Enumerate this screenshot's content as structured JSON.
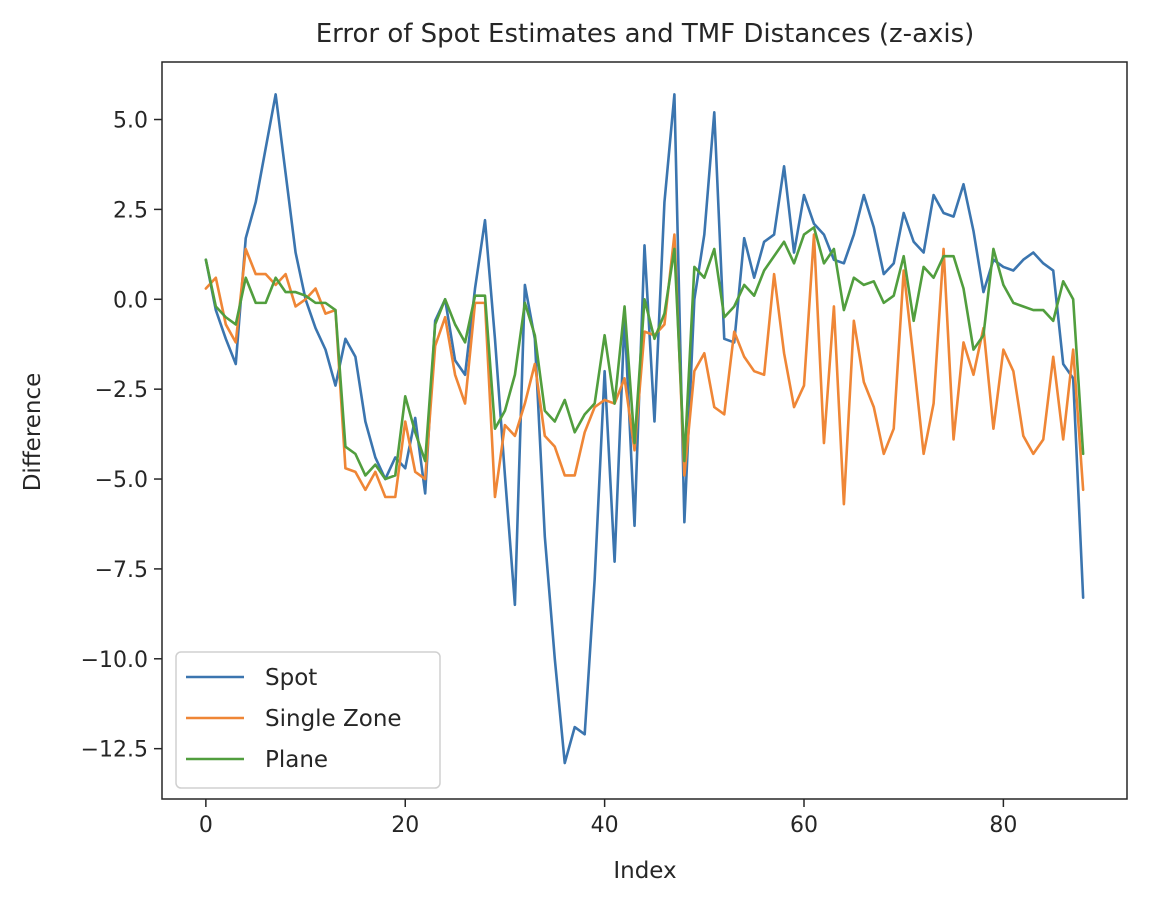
{
  "chart_data": {
    "type": "line",
    "title": "Error of Spot Estimates and TMF Distances (z-axis)",
    "xlabel": "Index",
    "ylabel": "Difference",
    "xlim": [
      -4.4,
      92.4
    ],
    "ylim": [
      -13.9,
      6.6
    ],
    "xticks": [
      0,
      20,
      40,
      60,
      80
    ],
    "yticks": [
      5.0,
      2.5,
      0.0,
      -2.5,
      -5.0,
      -7.5,
      -10.0,
      -12.5
    ],
    "ytick_labels": [
      "5.0",
      "2.5",
      "0.0",
      "−2.5",
      "−5.0",
      "−7.5",
      "−10.0",
      "−12.5"
    ],
    "grid": false,
    "legend_position": "lower-left",
    "series": [
      {
        "name": "Spot",
        "color": "#3b75af",
        "values": [
          1.1,
          -0.3,
          -1.1,
          -1.8,
          1.7,
          2.7,
          4.2,
          5.7,
          3.5,
          1.3,
          0.0,
          -0.8,
          -1.4,
          -2.4,
          -1.1,
          -1.6,
          -3.4,
          -4.4,
          -5.0,
          -4.4,
          -4.7,
          -3.3,
          -5.4,
          -0.6,
          0.0,
          -1.7,
          -2.1,
          0.3,
          2.2,
          -1.1,
          -4.9,
          -8.5,
          0.4,
          -1.1,
          -6.6,
          -10.0,
          -12.9,
          -11.9,
          -12.1,
          -7.8,
          -2.0,
          -7.3,
          -0.5,
          -6.3,
          1.5,
          -3.4,
          2.7,
          5.7,
          -6.2,
          0.0,
          1.8,
          5.2,
          -1.1,
          -1.2,
          1.7,
          0.6,
          1.6,
          1.8,
          3.7,
          1.3,
          2.9,
          2.1,
          1.8,
          1.1,
          1.0,
          1.8,
          2.9,
          2.0,
          0.7,
          1.0,
          2.4,
          1.6,
          1.3,
          2.9,
          2.4,
          2.3,
          3.2,
          1.9,
          0.2,
          1.1,
          0.9,
          0.8,
          1.1,
          1.3,
          1.0,
          0.8,
          -1.8,
          -2.2,
          -8.3
        ]
      },
      {
        "name": "Single Zone",
        "color": "#ef8636",
        "values": [
          0.3,
          0.6,
          -0.7,
          -1.2,
          1.4,
          0.7,
          0.7,
          0.4,
          0.7,
          -0.2,
          0.0,
          0.3,
          -0.4,
          -0.3,
          -4.7,
          -4.8,
          -5.3,
          -4.8,
          -5.5,
          -5.5,
          -3.4,
          -4.8,
          -5.0,
          -1.3,
          -0.5,
          -2.1,
          -2.9,
          -0.1,
          -0.1,
          -5.5,
          -3.5,
          -3.8,
          -2.9,
          -1.8,
          -3.8,
          -4.1,
          -4.9,
          -4.9,
          -3.7,
          -3.0,
          -2.8,
          -2.9,
          -2.2,
          -4.2,
          -0.9,
          -1.0,
          -0.7,
          1.8,
          -4.9,
          -2.0,
          -1.5,
          -3.0,
          -3.2,
          -0.9,
          -1.6,
          -2.0,
          -2.1,
          0.7,
          -1.5,
          -3.0,
          -2.4,
          1.8,
          -4.0,
          -0.2,
          -5.7,
          -0.6,
          -2.3,
          -3.0,
          -4.3,
          -3.6,
          0.8,
          -1.7,
          -4.3,
          -2.9,
          1.4,
          -3.9,
          -1.2,
          -2.1,
          -0.8,
          -3.6,
          -1.4,
          -2.0,
          -3.8,
          -4.3,
          -3.9,
          -1.6,
          -3.9,
          -1.4,
          -5.3
        ]
      },
      {
        "name": "Plane",
        "color": "#519e3e",
        "values": [
          1.1,
          -0.2,
          -0.5,
          -0.7,
          0.6,
          -0.1,
          -0.1,
          0.6,
          0.2,
          0.2,
          0.1,
          -0.1,
          -0.1,
          -0.3,
          -4.1,
          -4.3,
          -4.9,
          -4.6,
          -5.0,
          -4.9,
          -2.7,
          -3.7,
          -4.5,
          -0.7,
          0.0,
          -0.7,
          -1.2,
          0.1,
          0.1,
          -3.6,
          -3.1,
          -2.1,
          -0.1,
          -1.0,
          -3.1,
          -3.4,
          -2.8,
          -3.7,
          -3.2,
          -2.9,
          -1.0,
          -2.9,
          -0.2,
          -4.0,
          0.0,
          -1.1,
          -0.4,
          1.4,
          -4.5,
          0.9,
          0.6,
          1.4,
          -0.5,
          -0.2,
          0.4,
          0.1,
          0.8,
          1.2,
          1.6,
          1.0,
          1.8,
          2.0,
          1.0,
          1.4,
          -0.3,
          0.6,
          0.4,
          0.5,
          -0.1,
          0.1,
          1.2,
          -0.6,
          0.9,
          0.6,
          1.2,
          1.2,
          0.3,
          -1.4,
          -1.0,
          1.4,
          0.4,
          -0.1,
          -0.2,
          -0.3,
          -0.3,
          -0.6,
          0.5,
          0.0,
          -4.3
        ]
      }
    ]
  }
}
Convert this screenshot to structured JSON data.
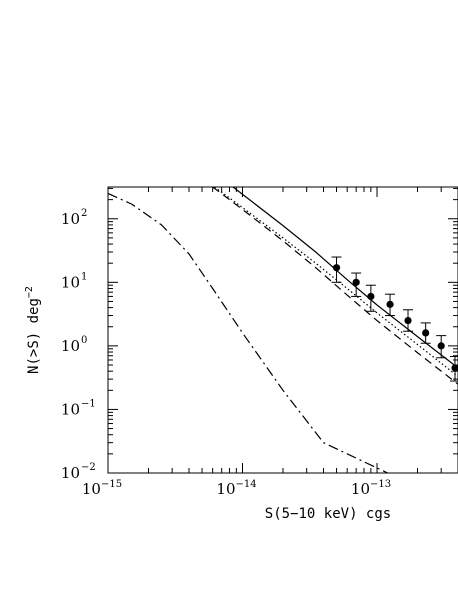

--*--

- _Stated exercise_:
Set down every record once more, word for word, without pictures.

- _Problem solution_:
Enumerate this screenshot's content as structured JSON.
{
  "chart_data": {
    "type": "line",
    "title": "Error of Spot Estimates and TMF Distances (z-axis)",
    "xlabel": "Index",
    "ylabel": "Difference",
    "xlim": [
      -4.4,
      92.4
    ],
    "ylim": [
      -13.9,
      6.6
    ],
    "xticks": [
      0,
      20,
      40,
      60,
      80
    ],
    "yticks": [
      5.0,
      2.5,
      0.0,
      -2.5,
      -5.0,
      -7.5,
      -10.0,
      -12.5
    ],
    "ytick_labels": [
      "5.0",
      "2.5",
      "0.0",
      "−2.5",
      "−5.0",
      "−7.5",
      "−10.0",
      "−12.5"
    ],
    "grid": false,
    "legend_position": "lower-left",
    "series": [
      {
        "name": "Spot",
        "color": "#3b75af",
        "values": [
          1.1,
          -0.3,
          -1.1,
          -1.8,
          1.7,
          2.7,
          4.2,
          5.7,
          3.5,
          1.3,
          0.0,
          -0.8,
          -1.4,
          -2.4,
          -1.1,
          -1.6,
          -3.4,
          -4.4,
          -5.0,
          -4.4,
          -4.7,
          -3.3,
          -5.4,
          -0.6,
          0.0,
          -1.7,
          -2.1,
          0.3,
          2.2,
          -1.1,
          -4.9,
          -8.5,
          0.4,
          -1.1,
          -6.6,
          -10.0,
          -12.9,
          -11.9,
          -12.1,
          -7.8,
          -2.0,
          -7.3,
          -0.5,
          -6.3,
          1.5,
          -3.4,
          2.7,
          5.7,
          -6.2,
          0.0,
          1.8,
          5.2,
          -1.1,
          -1.2,
          1.7,
          0.6,
          1.6,
          1.8,
          3.7,
          1.3,
          2.9,
          2.1,
          1.8,
          1.1,
          1.0,
          1.8,
          2.9,
          2.0,
          0.7,
          1.0,
          2.4,
          1.6,
          1.3,
          2.9,
          2.4,
          2.3,
          3.2,
          1.9,
          0.2,
          1.1,
          0.9,
          0.8,
          1.1,
          1.3,
          1.0,
          0.8,
          -1.8,
          -2.2,
          -8.3
        ]
      },
      {
        "name": "Single Zone",
        "color": "#ef8636",
        "values": [
          0.3,
          0.6,
          -0.7,
          -1.2,
          1.4,
          0.7,
          0.7,
          0.4,
          0.7,
          -0.2,
          0.0,
          0.3,
          -0.4,
          -0.3,
          -4.7,
          -4.8,
          -5.3,
          -4.8,
          -5.5,
          -5.5,
          -3.4,
          -4.8,
          -5.0,
          -1.3,
          -0.5,
          -2.1,
          -2.9,
          -0.1,
          -0.1,
          -5.5,
          -3.5,
          -3.8,
          -2.9,
          -1.8,
          -3.8,
          -4.1,
          -4.9,
          -4.9,
          -3.7,
          -3.0,
          -2.8,
          -2.9,
          -2.2,
          -4.2,
          -0.9,
          -1.0,
          -0.7,
          1.8,
          -4.9,
          -2.0,
          -1.5,
          -3.0,
          -3.2,
          -0.9,
          -1.6,
          -2.0,
          -2.1,
          0.7,
          -1.5,
          -3.0,
          -2.4,
          1.8,
          -4.0,
          -0.2,
          -5.7,
          -0.6,
          -2.3,
          -3.0,
          -4.3,
          -3.6,
          0.8,
          -1.7,
          -4.3,
          -2.9,
          1.4,
          -3.9,
          -1.2,
          -2.1,
          -0.8,
          -3.6,
          -1.4,
          -2.0,
          -3.8,
          -4.3,
          -3.9,
          -1.6,
          -3.9,
          -1.4,
          -5.3
        ]
      },
      {
        "name": "Plane",
        "color": "#519e3e",
        "values": [
          1.1,
          -0.2,
          -0.5,
          -0.7,
          0.6,
          -0.1,
          -0.1,
          0.6,
          0.2,
          0.2,
          0.1,
          -0.1,
          -0.1,
          -0.3,
          -4.1,
          -4.3,
          -4.9,
          -4.6,
          -5.0,
          -4.9,
          -2.7,
          -3.7,
          -4.5,
          -0.7,
          0.0,
          -0.7,
          -1.2,
          0.1,
          0.1,
          -3.6,
          -3.1,
          -2.1,
          -0.1,
          -1.0,
          -3.1,
          -3.4,
          -2.8,
          -3.7,
          -3.2,
          -2.9,
          -1.0,
          -2.9,
          -0.2,
          -4.0,
          0.0,
          -1.1,
          -0.4,
          1.4,
          -4.5,
          0.9,
          0.6,
          1.4,
          -0.5,
          -0.2,
          0.4,
          0.1,
          0.8,
          1.2,
          1.6,
          1.0,
          1.8,
          2.0,
          1.0,
          1.4,
          -0.3,
          0.6,
          0.4,
          0.5,
          -0.1,
          0.1,
          1.2,
          -0.6,
          0.9,
          0.6,
          1.2,
          1.2,
          0.3,
          -1.4,
          -1.0,
          1.4,
          0.4,
          -0.1,
          -0.2,
          -0.3,
          -0.3,
          -0.6,
          0.5,
          0.0,
          -4.3
        ]
      }
    ]
  }
}
Convert this screenshot to structured JSON data.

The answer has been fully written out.